▸ **Exercise aim**: Render every entry verbatim.

▸ **Dataset excerpts**:
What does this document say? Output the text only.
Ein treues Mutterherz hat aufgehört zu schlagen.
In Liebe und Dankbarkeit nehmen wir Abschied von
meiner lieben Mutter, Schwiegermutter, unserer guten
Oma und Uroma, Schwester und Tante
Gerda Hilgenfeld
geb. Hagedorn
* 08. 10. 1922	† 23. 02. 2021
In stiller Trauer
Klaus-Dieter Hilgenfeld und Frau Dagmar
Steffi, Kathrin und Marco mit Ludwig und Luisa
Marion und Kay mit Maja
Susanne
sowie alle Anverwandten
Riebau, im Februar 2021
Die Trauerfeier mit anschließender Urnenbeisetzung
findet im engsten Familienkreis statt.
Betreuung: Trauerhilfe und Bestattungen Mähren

▸ **Answer to this task**:
What does this document say? Output the text only.
Ein treues Mutterherz hat aufgehört zu schlagen.
In Liebe und Dankbarkeit nehmen wir Abschied von
meiner lieben Mutter, Schwiegermutter, unserer guten
Oma und Uroma, Schwester und Tante
Gerda Hilgenfeld
geb. Hagedorn
* 08. 10. 1922	† 23. 02. 2021
In stiller Trauer
Klaus-Dieter Hilgenfeld und Frau Dagmar
Steffi, Kathrin und Marco mit Ludwig und Luisa
Marion und Kay mit Maja
Susanne
sowie alle Anverwandten
Riebau, im Februar 2021
Die Trauerfeier mit anschließender Urnenbeisetzung
findet im engsten Familienkreis statt.
Betreuung: Trauerhilfe und Bestattungen Mähren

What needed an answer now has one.